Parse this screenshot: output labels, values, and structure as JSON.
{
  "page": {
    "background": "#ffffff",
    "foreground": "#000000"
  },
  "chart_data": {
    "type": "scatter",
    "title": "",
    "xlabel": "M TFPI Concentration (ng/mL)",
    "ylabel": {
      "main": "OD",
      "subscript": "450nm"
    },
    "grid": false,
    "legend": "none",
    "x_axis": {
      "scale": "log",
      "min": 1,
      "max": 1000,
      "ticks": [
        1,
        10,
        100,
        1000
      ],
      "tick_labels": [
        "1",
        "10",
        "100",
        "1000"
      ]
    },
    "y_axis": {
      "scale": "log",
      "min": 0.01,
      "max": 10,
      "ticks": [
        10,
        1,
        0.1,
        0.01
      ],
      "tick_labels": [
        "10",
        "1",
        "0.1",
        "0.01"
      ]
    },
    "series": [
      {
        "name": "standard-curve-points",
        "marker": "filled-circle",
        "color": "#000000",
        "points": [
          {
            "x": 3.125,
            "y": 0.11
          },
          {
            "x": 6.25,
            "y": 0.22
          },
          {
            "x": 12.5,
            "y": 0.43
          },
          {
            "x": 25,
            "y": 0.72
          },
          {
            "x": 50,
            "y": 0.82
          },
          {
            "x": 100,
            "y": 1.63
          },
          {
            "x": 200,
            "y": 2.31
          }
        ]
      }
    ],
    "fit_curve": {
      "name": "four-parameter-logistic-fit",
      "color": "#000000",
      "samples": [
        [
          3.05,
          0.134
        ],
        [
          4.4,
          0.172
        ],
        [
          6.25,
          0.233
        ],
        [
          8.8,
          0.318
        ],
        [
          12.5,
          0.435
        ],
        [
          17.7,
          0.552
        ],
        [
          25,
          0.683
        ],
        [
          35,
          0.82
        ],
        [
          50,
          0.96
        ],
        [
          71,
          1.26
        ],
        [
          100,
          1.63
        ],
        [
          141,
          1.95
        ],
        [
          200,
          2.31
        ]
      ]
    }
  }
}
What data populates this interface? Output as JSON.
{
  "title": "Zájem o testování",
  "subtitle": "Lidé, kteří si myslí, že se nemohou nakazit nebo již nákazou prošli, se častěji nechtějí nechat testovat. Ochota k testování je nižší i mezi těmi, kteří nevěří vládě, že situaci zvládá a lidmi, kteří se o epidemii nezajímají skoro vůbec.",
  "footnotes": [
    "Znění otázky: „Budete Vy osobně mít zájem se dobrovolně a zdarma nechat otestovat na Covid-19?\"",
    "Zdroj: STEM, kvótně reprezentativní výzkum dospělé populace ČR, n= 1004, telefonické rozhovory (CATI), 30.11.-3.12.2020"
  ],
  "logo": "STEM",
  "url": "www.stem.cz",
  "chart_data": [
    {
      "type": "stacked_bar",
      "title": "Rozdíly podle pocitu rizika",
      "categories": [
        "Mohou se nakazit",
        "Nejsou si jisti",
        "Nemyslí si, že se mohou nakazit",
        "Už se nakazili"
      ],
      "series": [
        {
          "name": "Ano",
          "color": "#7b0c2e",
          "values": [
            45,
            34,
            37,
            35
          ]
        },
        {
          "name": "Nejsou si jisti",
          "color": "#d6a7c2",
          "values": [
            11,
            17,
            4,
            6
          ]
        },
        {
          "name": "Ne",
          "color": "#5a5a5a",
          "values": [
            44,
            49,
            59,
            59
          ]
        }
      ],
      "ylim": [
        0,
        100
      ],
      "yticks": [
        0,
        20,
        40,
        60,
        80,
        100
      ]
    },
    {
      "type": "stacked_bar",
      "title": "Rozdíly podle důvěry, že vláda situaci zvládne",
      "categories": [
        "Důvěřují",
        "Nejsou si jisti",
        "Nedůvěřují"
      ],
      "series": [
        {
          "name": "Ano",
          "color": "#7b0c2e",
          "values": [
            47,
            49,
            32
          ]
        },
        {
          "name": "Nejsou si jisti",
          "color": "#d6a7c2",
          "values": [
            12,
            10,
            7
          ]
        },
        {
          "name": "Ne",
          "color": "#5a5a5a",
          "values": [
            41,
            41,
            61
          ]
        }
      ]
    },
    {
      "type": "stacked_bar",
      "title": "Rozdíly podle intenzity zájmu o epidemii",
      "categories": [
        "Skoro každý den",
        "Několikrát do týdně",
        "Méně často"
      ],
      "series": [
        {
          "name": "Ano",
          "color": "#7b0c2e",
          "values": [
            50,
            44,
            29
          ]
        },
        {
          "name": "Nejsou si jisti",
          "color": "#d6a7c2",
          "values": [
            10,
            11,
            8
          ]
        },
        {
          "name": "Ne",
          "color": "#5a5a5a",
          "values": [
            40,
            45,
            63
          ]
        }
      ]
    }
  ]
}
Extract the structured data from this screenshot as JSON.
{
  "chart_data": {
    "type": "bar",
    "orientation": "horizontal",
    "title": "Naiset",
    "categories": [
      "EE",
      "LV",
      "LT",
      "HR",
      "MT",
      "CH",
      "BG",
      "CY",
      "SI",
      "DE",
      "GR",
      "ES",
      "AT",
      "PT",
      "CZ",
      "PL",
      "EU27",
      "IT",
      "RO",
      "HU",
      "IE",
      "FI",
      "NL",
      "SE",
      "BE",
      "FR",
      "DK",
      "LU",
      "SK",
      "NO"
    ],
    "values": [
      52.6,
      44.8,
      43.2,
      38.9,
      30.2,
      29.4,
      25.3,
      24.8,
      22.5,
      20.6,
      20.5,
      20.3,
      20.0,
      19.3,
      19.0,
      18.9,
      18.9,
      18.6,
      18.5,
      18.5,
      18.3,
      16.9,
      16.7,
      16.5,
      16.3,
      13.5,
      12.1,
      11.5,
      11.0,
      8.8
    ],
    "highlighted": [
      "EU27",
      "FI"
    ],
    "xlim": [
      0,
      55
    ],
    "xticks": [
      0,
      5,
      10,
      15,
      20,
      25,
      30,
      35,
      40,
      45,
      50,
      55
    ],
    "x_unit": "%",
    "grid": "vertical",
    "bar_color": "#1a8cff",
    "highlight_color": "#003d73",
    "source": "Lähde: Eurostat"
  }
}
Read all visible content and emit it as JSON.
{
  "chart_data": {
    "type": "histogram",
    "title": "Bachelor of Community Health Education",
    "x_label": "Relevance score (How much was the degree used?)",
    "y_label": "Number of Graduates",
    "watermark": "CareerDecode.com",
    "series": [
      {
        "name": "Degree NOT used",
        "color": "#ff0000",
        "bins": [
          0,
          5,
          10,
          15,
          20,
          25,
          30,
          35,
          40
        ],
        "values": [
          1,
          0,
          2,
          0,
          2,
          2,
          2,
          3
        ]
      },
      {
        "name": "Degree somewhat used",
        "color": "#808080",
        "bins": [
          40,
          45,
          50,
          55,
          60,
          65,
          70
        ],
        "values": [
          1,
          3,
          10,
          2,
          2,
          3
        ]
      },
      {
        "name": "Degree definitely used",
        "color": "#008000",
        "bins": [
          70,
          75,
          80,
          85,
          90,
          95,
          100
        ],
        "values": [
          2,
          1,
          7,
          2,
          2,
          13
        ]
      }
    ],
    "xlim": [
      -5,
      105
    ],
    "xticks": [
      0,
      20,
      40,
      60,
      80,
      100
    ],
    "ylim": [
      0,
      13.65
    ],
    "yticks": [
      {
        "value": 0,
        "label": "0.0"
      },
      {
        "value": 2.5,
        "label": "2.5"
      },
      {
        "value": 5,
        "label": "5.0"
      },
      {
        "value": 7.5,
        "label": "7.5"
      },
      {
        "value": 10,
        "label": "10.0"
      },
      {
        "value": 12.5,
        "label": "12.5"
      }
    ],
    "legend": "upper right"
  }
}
══════
[What you have to do]
Quote each line of the listing above exactly.

[Worked solution]
Parse this screenshot: output labels, values, and structure as JSON.
{
  "page": {
    "background": "#ffffff",
    "foreground": "#000000"
  },
  "chart_data": {
    "type": "scatter",
    "title": "",
    "xlabel": "M TFPI Concentration (ng/mL)",
    "ylabel": {
      "main": "OD",
      "subscript": "450nm"
    },
    "grid": false,
    "legend": "none",
    "x_axis": {
      "scale": "log",
      "min": 1,
      "max": 1000,
      "ticks": [
        1,
        10,
        100,
        1000
      ],
      "tick_labels": [
        "1",
        "10",
        "100",
        "1000"
      ]
    },
    "y_axis": {
      "scale": "log",
      "min": 0.01,
      "max": 10,
      "ticks": [
        10,
        1,
        0.1,
        0.01
      ],
      "tick_labels": [
        "10",
        "1",
        "0.1",
        "0.01"
      ]
    },
    "series": [
      {
        "name": "standard-curve-points",
        "marker": "filled-circle",
        "color": "#000000",
        "points": [
          {
            "x": 3.125,
            "y": 0.11
          },
          {
            "x": 6.25,
            "y": 0.22
          },
          {
            "x": 12.5,
            "y": 0.43
          },
          {
            "x": 25,
            "y": 0.72
          },
          {
            "x": 50,
            "y": 0.82
          },
          {
            "x": 100,
            "y": 1.63
          },
          {
            "x": 200,
            "y": 2.31
          }
        ]
      }
    ],
    "fit_curve": {
      "name": "four-parameter-logistic-fit",
      "color": "#000000",
      "samples": [
        [
          3.05,
          0.134
        ],
        [
          4.4,
          0.172
        ],
        [
          6.25,
          0.233
        ],
        [
          8.8,
          0.318
        ],
        [
          12.5,
          0.435
        ],
        [
          17.7,
          0.552
        ],
        [
          25,
          0.683
        ],
        [
          35,
          0.82
        ],
        [
          50,
          0.96
        ],
        [
          71,
          1.26
        ],
        [
          100,
          1.63
        ],
        [
          141,
          1.95
        ],
        [
          200,
          2.31
        ]
      ]
    }
  }
}
What data populates this interface? Output as JSON.
{
  "title": "Zájem o testování",
  "subtitle": "Lidé, kteří si myslí, že se nemohou nakazit nebo již nákazou prošli, se častěji nechtějí nechat testovat. Ochota k testování je nižší i mezi těmi, kteří nevěří vládě, že situaci zvládá a lidmi, kteří se o epidemii nezajímají skoro vůbec.",
  "footnotes": [
    "Znění otázky: „Budete Vy osobně mít zájem se dobrovolně a zdarma nechat otestovat na Covid-19?\"",
    "Zdroj: STEM, kvótně reprezentativní výzkum dospělé populace ČR, n= 1004, telefonické rozhovory (CATI), 30.11.-3.12.2020"
  ],
  "logo": "STEM",
  "url": "www.stem.cz",
  "chart_data": [
    {
      "type": "stacked_bar",
      "title": "Rozdíly podle pocitu rizika",
      "categories": [
        "Mohou se nakazit",
        "Nejsou si jisti",
        "Nemyslí si, že se mohou nakazit",
        "Už se nakazili"
      ],
      "series": [
        {
          "name": "Ano",
          "color": "#7b0c2e",
          "values": [
            45,
            34,
            37,
            35
          ]
        },
        {
          "name": "Nejsou si jisti",
          "color": "#d6a7c2",
          "values": [
            11,
            17,
            4,
            6
          ]
        },
        {
          "name": "Ne",
          "color": "#5a5a5a",
          "values": [
            44,
            49,
            59,
            59
          ]
        }
      ],
      "ylim": [
        0,
        100
      ],
      "yticks": [
        0,
        20,
        40,
        60,
        80,
        100
      ]
    },
    {
      "type": "stacked_bar",
      "title": "Rozdíly podle důvěry, že vláda situaci zvládne",
      "categories": [
        "Důvěřují",
        "Nejsou si jisti",
        "Nedůvěřují"
      ],
      "series": [
        {
          "name": "Ano",
          "color": "#7b0c2e",
          "values": [
            47,
            49,
            32
          ]
        },
        {
          "name": "Nejsou si jisti",
          "color": "#d6a7c2",
          "values": [
            12,
            10,
            7
          ]
        },
        {
          "name": "Ne",
          "color": "#5a5a5a",
          "values": [
            41,
            41,
            61
          ]
        }
      ]
    },
    {
      "type": "stacked_bar",
      "title": "Rozdíly podle intenzity zájmu o epidemii",
      "categories": [
        "Skoro každý den",
        "Několikrát do týdně",
        "Méně často"
      ],
      "series": [
        {
          "name": "Ano",
          "color": "#7b0c2e",
          "values": [
            50,
            44,
            29
          ]
        },
        {
          "name": "Nejsou si jisti",
          "color": "#d6a7c2",
          "values": [
            10,
            11,
            8
          ]
        },
        {
          "name": "Ne",
          "color": "#5a5a5a",
          "values": [
            40,
            45,
            63
          ]
        }
      ]
    }
  ]
}
Extract the structured data from this screenshot as JSON.
{
  "chart_data": {
    "type": "bar",
    "orientation": "horizontal",
    "title": "Naiset",
    "categories": [
      "EE",
      "LV",
      "LT",
      "HR",
      "MT",
      "CH",
      "BG",
      "CY",
      "SI",
      "DE",
      "GR",
      "ES",
      "AT",
      "PT",
      "CZ",
      "PL",
      "EU27",
      "IT",
      "RO",
      "HU",
      "IE",
      "FI",
      "NL",
      "SE",
      "BE",
      "FR",
      "DK",
      "LU",
      "SK",
      "NO"
    ],
    "values": [
      52.6,
      44.8,
      43.2,
      38.9,
      30.2,
      29.4,
      25.3,
      24.8,
      22.5,
      20.6,
      20.5,
      20.3,
      20.0,
      19.3,
      19.0,
      18.9,
      18.9,
      18.6,
      18.5,
      18.5,
      18.3,
      16.9,
      16.7,
      16.5,
      16.3,
      13.5,
      12.1,
      11.5,
      11.0,
      8.8
    ],
    "highlighted": [
      "EU27",
      "FI"
    ],
    "xlim": [
      0,
      55
    ],
    "xticks": [
      0,
      5,
      10,
      15,
      20,
      25,
      30,
      35,
      40,
      45,
      50,
      55
    ],
    "x_unit": "%",
    "grid": "vertical",
    "bar_color": "#1a8cff",
    "highlight_color": "#003d73",
    "source": "Lähde: Eurostat"
  }
}
Read all visible content and emit it as JSON.
{
  "chart_data": {
    "type": "histogram",
    "title": "Bachelor of Community Health Education",
    "x_label": "Relevance score (How much was the degree used?)",
    "y_label": "Number of Graduates",
    "watermark": "CareerDecode.com",
    "series": [
      {
        "name": "Degree NOT used",
        "color": "#ff0000",
        "bins": [
          0,
          5,
          10,
          15,
          20,
          25,
          30,
          35,
          40
        ],
        "values": [
          1,
          0,
          2,
          0,
          2,
          2,
          2,
          3
        ]
      },
      {
        "name": "Degree somewhat used",
        "color": "#808080",
        "bins": [
          40,
          45,
          50,
          55,
          60,
          65,
          70
        ],
        "values": [
          1,
          3,
          10,
          2,
          2,
          3
        ]
      },
      {
        "name": "Degree definitely used",
        "color": "#008000",
        "bins": [
          70,
          75,
          80,
          85,
          90,
          95,
          100
        ],
        "values": [
          2,
          1,
          7,
          2,
          2,
          13
        ]
      }
    ],
    "xlim": [
      -5,
      105
    ],
    "xticks": [
      0,
      20,
      40,
      60,
      80,
      100
    ],
    "ylim": [
      0,
      13.65
    ],
    "yticks": [
      {
        "value": 0,
        "label": "0.0"
      },
      {
        "value": 2.5,
        "label": "2.5"
      },
      {
        "value": 5,
        "label": "5.0"
      },
      {
        "value": 7.5,
        "label": "7.5"
      },
      {
        "value": 10,
        "label": "10.0"
      },
      {
        "value": 12.5,
        "label": "12.5"
      }
    ],
    "legend": "upper right"
  }
}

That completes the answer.